EXERCISE AIM:
Copy every line of the data that includes the string "Contains".

Records from a collection of figures
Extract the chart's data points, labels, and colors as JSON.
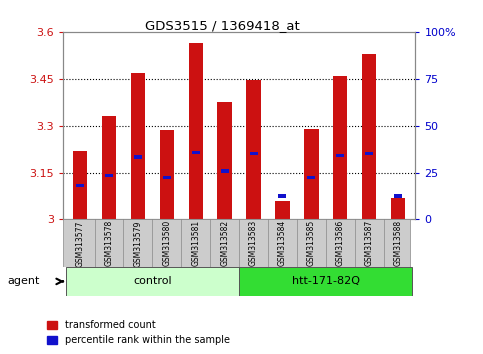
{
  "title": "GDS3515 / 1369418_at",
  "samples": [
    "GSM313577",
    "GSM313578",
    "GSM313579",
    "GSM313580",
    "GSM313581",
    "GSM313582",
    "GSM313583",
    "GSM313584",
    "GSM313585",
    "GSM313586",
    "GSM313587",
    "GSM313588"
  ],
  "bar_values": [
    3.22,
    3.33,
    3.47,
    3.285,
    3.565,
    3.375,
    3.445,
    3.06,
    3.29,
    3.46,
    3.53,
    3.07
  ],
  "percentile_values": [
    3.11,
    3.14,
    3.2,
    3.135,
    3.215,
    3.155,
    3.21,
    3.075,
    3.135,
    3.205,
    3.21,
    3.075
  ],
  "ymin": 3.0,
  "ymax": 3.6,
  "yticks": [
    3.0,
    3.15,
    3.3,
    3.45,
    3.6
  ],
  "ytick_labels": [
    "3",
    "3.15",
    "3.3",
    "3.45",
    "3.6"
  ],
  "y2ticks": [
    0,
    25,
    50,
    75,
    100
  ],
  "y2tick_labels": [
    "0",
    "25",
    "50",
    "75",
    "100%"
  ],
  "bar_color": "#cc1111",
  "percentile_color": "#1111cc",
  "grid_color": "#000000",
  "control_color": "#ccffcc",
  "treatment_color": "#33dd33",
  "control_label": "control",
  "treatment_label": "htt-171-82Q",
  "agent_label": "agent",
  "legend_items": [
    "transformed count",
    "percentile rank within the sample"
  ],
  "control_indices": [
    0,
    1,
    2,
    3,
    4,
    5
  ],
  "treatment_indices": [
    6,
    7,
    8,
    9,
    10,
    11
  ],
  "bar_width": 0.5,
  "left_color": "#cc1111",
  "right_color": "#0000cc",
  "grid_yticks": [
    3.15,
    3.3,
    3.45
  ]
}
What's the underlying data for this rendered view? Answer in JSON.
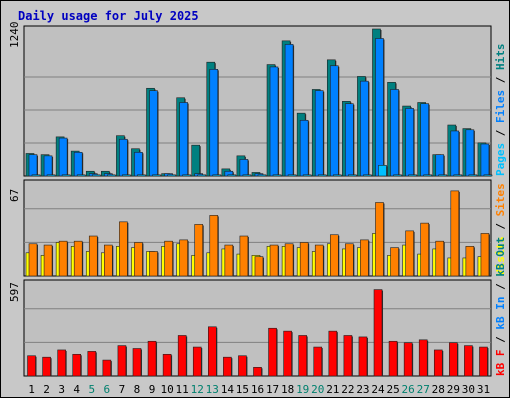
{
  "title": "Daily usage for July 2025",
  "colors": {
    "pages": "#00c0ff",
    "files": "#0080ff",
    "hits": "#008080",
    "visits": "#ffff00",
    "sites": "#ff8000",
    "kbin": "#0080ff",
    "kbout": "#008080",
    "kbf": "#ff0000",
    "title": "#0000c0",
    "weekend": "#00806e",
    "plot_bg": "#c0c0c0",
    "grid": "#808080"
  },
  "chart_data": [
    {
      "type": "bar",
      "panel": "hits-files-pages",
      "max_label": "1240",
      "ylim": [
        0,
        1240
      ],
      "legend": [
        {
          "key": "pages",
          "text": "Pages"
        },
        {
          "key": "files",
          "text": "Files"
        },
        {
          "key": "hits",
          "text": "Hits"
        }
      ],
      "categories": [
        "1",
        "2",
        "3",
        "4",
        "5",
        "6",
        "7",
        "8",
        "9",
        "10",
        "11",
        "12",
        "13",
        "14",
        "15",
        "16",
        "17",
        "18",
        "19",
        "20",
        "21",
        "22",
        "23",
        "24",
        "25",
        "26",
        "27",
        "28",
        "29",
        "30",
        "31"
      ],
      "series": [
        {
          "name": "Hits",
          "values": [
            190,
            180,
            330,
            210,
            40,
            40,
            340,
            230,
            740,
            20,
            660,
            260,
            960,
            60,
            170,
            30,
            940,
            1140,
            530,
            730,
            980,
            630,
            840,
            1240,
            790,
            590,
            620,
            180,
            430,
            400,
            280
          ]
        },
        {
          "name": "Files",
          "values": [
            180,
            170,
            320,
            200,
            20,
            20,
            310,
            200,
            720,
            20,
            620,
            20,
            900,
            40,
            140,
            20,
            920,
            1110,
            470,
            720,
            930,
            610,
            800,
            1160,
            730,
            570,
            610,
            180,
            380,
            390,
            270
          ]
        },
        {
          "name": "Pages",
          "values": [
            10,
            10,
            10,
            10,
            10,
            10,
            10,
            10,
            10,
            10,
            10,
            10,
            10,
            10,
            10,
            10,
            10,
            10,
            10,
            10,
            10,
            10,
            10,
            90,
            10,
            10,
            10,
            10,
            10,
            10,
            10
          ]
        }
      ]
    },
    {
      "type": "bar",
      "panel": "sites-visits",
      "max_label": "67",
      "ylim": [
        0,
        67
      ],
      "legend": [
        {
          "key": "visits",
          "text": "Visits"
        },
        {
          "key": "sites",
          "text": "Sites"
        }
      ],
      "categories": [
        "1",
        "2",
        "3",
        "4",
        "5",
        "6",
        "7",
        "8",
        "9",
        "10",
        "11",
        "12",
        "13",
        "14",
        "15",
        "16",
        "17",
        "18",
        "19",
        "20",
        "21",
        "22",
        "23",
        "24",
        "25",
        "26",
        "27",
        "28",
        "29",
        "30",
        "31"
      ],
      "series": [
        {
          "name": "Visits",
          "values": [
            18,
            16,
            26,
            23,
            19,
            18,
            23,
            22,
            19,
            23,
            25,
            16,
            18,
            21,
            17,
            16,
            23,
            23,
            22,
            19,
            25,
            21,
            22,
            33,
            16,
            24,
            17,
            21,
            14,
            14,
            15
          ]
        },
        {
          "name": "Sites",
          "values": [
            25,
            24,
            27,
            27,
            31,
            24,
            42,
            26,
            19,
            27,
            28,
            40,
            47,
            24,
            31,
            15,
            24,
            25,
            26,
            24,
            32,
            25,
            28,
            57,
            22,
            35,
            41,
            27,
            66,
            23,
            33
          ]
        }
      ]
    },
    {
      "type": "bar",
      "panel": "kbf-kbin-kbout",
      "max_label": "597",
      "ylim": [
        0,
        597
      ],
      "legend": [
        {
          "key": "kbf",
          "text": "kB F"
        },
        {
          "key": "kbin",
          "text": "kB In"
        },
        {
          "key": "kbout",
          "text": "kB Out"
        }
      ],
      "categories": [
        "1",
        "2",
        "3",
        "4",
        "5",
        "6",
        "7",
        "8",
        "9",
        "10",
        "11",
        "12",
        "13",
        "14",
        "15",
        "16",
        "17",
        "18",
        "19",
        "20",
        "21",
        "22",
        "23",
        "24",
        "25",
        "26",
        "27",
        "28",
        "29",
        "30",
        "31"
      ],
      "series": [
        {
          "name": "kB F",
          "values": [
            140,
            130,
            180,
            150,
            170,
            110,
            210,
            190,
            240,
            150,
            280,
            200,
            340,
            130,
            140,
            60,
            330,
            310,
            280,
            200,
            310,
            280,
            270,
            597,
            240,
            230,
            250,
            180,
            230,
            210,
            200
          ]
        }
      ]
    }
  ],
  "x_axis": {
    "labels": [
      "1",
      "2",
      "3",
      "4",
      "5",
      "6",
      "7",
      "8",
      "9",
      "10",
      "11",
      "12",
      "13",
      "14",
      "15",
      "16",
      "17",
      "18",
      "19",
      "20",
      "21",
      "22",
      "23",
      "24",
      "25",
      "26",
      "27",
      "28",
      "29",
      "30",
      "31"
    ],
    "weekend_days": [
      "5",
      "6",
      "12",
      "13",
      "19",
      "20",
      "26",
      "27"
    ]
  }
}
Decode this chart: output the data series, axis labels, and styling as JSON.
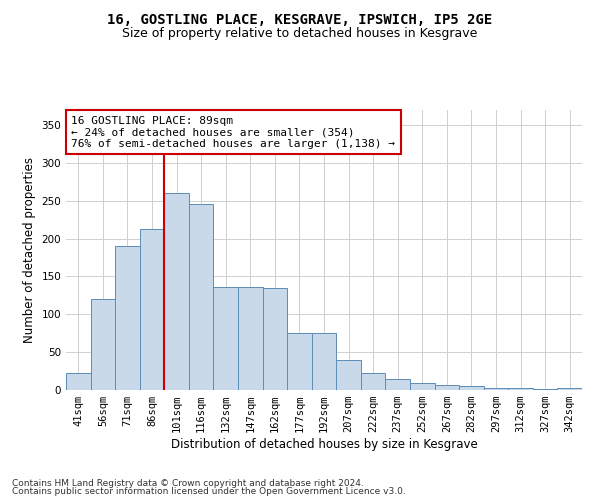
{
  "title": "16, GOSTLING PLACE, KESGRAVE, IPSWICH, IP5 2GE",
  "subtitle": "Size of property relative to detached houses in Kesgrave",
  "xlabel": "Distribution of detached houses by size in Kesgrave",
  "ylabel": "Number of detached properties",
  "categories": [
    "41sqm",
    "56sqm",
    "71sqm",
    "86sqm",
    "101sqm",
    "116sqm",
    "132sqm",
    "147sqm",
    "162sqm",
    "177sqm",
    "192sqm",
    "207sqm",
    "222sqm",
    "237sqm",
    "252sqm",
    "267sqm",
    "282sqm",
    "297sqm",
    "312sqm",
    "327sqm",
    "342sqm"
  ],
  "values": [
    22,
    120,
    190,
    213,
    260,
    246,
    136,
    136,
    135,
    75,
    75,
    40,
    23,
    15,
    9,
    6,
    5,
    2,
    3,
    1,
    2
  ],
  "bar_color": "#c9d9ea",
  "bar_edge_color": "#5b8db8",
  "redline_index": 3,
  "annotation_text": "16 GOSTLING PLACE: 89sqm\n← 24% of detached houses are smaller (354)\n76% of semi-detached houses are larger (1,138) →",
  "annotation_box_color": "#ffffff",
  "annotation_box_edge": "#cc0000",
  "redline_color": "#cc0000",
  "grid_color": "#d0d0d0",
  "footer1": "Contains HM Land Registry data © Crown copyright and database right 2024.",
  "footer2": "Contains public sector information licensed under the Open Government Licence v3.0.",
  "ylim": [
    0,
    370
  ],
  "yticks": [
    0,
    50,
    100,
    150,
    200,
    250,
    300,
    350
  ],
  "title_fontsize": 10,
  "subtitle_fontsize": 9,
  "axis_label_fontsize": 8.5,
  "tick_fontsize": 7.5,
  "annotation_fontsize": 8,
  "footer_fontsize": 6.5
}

ANSWER TO THIS EXERCISE:
  "footer1": "Contains HM Land Registry data © Crown copyright and database right 2024.",
  "footer2": "Contains public sector information licensed under the Open Government Licence v3.0.",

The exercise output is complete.